GTO featured on NPR's All Things Considered

10th July 2011

Today the Ghost Train Orchestra was featured on NPR's All Things Considered. Patrick Jarenwattanan spoke to host Guy Raz about jazz tribute albums. You can hear the segment on NPR's jazz blog and hear a preview of our album Hothouse Stomp.


NPR picks best jazz albums of 2011 (so far)

1st July 2011

Patrick Jarenwattananon solicits inputs from readers and gives his own selections on the best jazz from 2011 so far. Our album Hothouse Stomp is mentioned and previewed. You can read the whole article here.


"Powerhouse Stomp" at Highline Ballroom June 29

27th June 2011

We'll be performing at a fun event called "Powerhouse Stomp" at the Highline Ballroom in Manhattan on Wednesday June 29 presented in conjunction with Dances of Vice and the Blue Note Jazz Festival. On this show, a tribute to classic cartoons, we'll be performing the music of Carl Stalling (composer most famous for his work for Warner Brothers Looney Tunes cartoons), Sammy Timberg (the composer for the Fleischer Brothers cartoons such as Popeye and Betty Boop), and Raymond Scott (who wrote not a note for cartoons but whose music was adapted for cartoons by Carl Stalling.) Here's a fantastic medley of Stalling's many variations of Raymond Scott's "Powerhouse" in the Looney Tunes cartoons assembled by Jeff Winner and Irwin Chusid. My personal favorites are "Duck Dodgers in the 24 1/2 Century" (at 0:32) and "Early to Bet" (at 1:55).
________________
▸ TASK INSTRUCTIONS
A – From the Ghost Train Orchestra news posts, quote the passage between "Today the Ghost" and "album Hothouse Stomp.", inclusive.
B – According to the Ghost Train Orchestra news posts, which composer wrote no music for cartoons but had his work adapted for them by Carl Stalling?
Rely only on the Ghost Train Orchestra news posts for your answers.
________________
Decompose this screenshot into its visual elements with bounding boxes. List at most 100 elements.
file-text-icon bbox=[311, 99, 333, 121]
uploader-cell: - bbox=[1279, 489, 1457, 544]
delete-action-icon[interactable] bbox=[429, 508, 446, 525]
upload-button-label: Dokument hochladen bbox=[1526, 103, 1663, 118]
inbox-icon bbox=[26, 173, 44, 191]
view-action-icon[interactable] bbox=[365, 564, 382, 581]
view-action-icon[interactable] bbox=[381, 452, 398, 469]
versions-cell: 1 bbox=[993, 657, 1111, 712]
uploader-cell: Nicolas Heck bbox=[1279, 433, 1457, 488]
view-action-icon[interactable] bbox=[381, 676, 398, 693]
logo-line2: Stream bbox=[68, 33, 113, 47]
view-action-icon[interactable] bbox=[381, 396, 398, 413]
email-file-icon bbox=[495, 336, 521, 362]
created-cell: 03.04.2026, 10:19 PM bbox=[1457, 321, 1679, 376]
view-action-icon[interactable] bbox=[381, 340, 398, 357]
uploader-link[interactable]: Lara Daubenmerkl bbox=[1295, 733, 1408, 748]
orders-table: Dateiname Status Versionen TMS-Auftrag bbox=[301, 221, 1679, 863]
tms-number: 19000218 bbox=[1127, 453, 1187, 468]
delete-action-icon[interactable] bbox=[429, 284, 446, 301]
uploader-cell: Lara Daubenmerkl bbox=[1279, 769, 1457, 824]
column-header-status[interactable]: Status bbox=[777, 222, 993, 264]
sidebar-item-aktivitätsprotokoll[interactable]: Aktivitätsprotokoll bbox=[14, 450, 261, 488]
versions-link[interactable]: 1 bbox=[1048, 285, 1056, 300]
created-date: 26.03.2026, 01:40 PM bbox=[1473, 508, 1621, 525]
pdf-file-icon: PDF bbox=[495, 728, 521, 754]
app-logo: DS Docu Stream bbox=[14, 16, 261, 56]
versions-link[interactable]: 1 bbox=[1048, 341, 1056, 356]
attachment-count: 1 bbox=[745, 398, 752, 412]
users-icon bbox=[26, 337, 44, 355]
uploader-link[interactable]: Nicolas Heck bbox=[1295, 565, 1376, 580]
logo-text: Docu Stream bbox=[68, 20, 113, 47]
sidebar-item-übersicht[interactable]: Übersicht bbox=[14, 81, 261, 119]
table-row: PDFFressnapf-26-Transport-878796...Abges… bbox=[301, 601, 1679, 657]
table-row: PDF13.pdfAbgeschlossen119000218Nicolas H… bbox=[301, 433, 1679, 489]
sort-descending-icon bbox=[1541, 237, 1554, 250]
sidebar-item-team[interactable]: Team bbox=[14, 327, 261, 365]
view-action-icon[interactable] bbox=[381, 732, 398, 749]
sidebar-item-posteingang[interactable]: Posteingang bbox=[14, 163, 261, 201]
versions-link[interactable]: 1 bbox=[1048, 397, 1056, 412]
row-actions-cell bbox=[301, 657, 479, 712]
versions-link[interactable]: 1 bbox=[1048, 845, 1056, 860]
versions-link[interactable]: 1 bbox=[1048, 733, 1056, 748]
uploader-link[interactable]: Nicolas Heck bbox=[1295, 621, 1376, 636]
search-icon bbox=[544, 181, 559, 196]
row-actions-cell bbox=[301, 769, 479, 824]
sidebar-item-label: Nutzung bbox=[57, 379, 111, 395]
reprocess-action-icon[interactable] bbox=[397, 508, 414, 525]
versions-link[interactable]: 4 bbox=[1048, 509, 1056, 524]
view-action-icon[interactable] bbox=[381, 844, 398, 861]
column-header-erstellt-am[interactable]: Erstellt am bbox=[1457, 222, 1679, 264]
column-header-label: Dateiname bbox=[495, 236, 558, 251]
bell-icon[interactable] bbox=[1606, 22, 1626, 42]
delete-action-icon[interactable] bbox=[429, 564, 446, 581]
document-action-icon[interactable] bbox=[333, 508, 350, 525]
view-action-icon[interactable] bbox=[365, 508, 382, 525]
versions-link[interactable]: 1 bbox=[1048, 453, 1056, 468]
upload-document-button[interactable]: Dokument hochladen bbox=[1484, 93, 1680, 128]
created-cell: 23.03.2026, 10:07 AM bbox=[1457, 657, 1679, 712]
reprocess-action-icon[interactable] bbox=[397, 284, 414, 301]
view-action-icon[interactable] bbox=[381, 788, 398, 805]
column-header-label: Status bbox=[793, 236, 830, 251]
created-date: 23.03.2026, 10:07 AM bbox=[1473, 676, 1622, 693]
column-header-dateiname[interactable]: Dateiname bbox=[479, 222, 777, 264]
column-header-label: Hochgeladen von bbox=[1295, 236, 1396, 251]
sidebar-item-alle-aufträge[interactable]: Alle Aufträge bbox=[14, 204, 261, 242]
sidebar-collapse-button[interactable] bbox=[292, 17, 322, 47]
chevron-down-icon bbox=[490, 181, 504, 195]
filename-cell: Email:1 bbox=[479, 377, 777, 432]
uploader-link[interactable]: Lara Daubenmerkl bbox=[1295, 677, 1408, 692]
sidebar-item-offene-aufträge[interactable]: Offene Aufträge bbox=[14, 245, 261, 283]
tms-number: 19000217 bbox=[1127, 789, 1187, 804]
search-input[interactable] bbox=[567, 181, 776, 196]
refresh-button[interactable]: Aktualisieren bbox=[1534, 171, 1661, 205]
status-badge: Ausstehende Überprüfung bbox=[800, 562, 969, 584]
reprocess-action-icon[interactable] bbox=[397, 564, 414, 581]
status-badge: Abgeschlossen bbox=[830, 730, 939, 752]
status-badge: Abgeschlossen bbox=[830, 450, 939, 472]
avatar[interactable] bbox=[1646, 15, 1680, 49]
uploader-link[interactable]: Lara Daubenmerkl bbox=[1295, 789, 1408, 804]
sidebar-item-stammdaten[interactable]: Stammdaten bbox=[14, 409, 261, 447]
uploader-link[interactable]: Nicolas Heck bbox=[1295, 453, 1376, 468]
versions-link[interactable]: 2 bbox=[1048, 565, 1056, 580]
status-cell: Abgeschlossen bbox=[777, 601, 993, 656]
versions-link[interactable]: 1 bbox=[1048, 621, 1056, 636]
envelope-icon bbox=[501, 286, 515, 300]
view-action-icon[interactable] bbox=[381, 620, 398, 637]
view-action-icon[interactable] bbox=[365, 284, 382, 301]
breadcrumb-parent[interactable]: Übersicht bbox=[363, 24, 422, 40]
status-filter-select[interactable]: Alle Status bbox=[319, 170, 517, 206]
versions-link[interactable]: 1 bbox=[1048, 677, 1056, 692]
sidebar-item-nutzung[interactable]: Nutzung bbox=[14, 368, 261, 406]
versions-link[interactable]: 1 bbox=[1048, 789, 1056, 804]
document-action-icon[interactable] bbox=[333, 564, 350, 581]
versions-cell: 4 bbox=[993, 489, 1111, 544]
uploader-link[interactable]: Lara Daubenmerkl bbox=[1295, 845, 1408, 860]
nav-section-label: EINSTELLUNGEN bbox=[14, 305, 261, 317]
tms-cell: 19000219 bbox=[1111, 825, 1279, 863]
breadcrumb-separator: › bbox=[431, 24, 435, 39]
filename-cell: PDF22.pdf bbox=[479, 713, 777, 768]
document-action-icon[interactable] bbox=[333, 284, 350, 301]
________________
▸ RESULTS FOR EACH TASK
A –
Today the Ghost Train Orchestra was featured on NPR's All Things Considered. Patrick Jarenwattanan spoke to host Guy Raz about jazz tribute albums. You can hear the segment on NPR's jazz blog and hear a preview of our album Hothouse Stomp.

B – Raymond Scott